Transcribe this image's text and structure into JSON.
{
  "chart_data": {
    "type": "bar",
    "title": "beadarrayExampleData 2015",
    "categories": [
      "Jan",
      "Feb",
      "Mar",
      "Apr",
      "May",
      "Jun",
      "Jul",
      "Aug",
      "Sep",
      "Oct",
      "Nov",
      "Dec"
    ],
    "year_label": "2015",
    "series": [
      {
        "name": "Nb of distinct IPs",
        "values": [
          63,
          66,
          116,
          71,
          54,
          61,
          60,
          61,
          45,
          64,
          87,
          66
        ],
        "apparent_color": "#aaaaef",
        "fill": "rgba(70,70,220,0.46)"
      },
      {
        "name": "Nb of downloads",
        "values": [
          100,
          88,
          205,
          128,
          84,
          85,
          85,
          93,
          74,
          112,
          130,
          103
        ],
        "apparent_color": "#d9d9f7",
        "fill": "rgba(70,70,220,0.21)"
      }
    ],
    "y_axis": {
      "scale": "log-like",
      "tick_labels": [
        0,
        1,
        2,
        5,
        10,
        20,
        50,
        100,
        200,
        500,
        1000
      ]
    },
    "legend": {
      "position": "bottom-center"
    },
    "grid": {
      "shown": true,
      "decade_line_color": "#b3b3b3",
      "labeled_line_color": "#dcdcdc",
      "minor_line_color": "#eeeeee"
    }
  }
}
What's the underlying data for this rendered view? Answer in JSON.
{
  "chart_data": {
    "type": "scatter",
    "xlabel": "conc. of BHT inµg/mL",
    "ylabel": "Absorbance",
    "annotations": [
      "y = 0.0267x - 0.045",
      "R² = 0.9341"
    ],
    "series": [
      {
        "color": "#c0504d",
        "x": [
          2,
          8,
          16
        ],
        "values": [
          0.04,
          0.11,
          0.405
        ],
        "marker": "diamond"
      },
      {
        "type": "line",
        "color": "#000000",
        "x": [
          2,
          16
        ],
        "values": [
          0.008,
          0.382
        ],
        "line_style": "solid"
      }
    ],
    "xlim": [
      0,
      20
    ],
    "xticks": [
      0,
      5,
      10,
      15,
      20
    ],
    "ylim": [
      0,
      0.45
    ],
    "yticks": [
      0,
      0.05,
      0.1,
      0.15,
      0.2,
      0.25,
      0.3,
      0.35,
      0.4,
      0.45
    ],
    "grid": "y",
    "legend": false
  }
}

> _GOAL_:
Gather up every line from the listing above in which the word "JSON" occurs.

> _RESPONSE TO THE TASK_:
Transcribe this image's text and structure into JSON.
What's the underlying data for this rendered view? Answer in JSON.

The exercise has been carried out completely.